#### [Goal]
Look through the material and tally each line bearing the word "name". Give only the total.

#### [Task input]
──────
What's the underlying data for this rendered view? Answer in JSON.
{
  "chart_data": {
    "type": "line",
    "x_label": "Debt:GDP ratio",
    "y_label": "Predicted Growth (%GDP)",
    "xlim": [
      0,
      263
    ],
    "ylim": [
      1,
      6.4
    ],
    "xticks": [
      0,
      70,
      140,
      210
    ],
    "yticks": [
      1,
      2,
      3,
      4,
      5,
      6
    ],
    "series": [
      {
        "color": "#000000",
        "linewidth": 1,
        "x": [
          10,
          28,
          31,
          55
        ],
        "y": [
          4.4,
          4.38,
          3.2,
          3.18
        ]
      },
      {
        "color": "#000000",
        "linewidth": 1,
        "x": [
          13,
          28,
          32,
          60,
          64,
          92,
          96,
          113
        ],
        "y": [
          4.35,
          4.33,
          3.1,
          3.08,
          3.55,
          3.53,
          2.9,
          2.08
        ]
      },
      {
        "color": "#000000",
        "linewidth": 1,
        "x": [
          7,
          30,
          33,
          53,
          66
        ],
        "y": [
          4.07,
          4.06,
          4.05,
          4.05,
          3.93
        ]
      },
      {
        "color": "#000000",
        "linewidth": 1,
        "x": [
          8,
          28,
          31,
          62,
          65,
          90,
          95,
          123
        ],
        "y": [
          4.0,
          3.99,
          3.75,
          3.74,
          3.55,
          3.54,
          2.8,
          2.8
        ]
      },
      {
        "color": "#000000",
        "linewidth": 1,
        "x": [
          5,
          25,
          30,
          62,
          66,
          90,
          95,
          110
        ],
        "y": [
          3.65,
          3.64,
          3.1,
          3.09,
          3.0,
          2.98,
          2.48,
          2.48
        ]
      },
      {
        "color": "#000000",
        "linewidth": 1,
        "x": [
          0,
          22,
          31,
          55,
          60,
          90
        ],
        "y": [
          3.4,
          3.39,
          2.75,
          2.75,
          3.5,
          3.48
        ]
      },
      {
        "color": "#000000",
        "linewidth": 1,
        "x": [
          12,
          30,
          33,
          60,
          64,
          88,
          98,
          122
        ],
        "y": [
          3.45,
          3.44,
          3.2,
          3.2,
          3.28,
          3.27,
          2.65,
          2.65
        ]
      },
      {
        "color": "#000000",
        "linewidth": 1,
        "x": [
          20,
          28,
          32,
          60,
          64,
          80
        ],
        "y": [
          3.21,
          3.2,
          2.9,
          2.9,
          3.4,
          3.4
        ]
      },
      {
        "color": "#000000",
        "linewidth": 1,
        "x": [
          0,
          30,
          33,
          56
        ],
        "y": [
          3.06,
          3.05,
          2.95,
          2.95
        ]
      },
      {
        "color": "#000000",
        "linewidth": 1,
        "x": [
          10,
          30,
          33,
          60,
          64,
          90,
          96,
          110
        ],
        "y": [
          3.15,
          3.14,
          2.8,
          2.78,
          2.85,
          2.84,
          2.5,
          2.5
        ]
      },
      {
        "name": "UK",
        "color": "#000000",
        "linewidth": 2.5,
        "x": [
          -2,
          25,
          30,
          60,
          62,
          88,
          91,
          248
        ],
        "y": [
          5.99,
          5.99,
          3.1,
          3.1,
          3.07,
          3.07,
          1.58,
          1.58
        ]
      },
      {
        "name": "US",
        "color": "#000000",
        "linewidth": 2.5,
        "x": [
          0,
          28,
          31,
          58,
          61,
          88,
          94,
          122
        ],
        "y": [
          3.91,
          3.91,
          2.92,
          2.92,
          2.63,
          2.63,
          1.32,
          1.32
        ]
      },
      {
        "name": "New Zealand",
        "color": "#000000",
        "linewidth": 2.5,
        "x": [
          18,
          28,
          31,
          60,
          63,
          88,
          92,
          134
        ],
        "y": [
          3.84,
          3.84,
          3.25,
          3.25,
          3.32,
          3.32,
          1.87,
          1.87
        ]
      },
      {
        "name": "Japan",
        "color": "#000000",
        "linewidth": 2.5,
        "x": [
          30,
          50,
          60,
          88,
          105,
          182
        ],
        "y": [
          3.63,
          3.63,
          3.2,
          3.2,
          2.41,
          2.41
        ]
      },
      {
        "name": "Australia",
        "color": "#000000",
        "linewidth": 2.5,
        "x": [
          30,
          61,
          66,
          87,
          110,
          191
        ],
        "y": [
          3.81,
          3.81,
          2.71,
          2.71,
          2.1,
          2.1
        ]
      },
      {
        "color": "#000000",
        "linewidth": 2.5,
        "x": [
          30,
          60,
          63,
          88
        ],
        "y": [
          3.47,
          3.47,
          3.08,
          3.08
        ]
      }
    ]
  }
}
──────
#### [Result below]
5